- [Dataset rows]:
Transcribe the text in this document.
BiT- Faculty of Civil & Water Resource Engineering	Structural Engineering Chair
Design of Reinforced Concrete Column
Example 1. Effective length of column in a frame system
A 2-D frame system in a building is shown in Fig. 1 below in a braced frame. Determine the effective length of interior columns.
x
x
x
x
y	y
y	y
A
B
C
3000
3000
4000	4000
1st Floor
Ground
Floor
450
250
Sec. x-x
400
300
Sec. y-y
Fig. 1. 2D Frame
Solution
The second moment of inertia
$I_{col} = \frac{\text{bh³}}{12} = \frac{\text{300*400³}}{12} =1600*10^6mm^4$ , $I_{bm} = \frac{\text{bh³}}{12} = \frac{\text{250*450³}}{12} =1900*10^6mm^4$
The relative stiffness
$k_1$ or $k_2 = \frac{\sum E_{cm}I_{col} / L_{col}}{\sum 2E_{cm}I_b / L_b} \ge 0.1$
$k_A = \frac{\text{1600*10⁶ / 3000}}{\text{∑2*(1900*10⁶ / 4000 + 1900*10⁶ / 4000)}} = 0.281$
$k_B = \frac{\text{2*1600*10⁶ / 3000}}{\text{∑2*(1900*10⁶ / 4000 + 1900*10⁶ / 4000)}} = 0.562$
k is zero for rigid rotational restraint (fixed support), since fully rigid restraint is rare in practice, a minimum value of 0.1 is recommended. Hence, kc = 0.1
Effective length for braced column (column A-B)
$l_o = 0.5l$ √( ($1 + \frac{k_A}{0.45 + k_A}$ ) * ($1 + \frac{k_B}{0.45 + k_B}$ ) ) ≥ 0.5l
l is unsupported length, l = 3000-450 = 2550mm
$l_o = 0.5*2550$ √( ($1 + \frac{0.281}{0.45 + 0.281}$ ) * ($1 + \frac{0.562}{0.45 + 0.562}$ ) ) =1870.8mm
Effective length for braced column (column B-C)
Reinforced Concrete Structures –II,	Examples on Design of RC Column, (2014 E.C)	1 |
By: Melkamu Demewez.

- [Work to be completed]:
Extract all of the data exactly as written.

- [Solution for this problem]:
Transcribe the text in this document.
BiT- Faculty of Civil & Water Resource Engineering	Structural Engineering Chair
Design of Reinforced Concrete Column
Example 1. Effective length of column in a frame system
A 2-D frame system in a building is shown in Fig. 1 below in a braced frame. Determine the effective length of interior columns.
x
x
x
x
y	y
y	y
A
B
C
3000
3000
4000	4000
1st Floor
Ground
Floor
450
250
Sec. x-x
400
300
Sec. y-y
Fig. 1. 2D Frame
Solution
The second moment of inertia
$I_{col} = \frac{\text{bh³}}{12} = \frac{\text{300*400³}}{12} =1600*10^6mm^4$ , $I_{bm} = \frac{\text{bh³}}{12} = \frac{\text{250*450³}}{12} =1900*10^6mm^4$
The relative stiffness
$k_1$ or $k_2 = \frac{\sum E_{cm}I_{col} / L_{col}}{\sum 2E_{cm}I_b / L_b} \ge 0.1$
$k_A = \frac{\text{1600*10⁶ / 3000}}{\text{∑2*(1900*10⁶ / 4000 + 1900*10⁶ / 4000)}} = 0.281$
$k_B = \frac{\text{2*1600*10⁶ / 3000}}{\text{∑2*(1900*10⁶ / 4000 + 1900*10⁶ / 4000)}} = 0.562$
k is zero for rigid rotational restraint (fixed support), since fully rigid restraint is rare in practice, a minimum value of 0.1 is recommended. Hence, kc = 0.1
Effective length for braced column (column A-B)
$l_o = 0.5l$ √( ($1 + \frac{k_A}{0.45 + k_A}$ ) * ($1 + \frac{k_B}{0.45 + k_B}$ ) ) ≥ 0.5l
l is unsupported length, l = 3000-450 = 2550mm
$l_o = 0.5*2550$ √( ($1 + \frac{0.281}{0.45 + 0.281}$ ) * ($1 + \frac{0.562}{0.45 + 0.562}$ ) ) =1870.8mm
Effective length for braced column (column B-C)
Reinforced Concrete Structures –II,	Examples on Design of RC Column, (2014 E.C)	1 |
By: Melkamu Demewez.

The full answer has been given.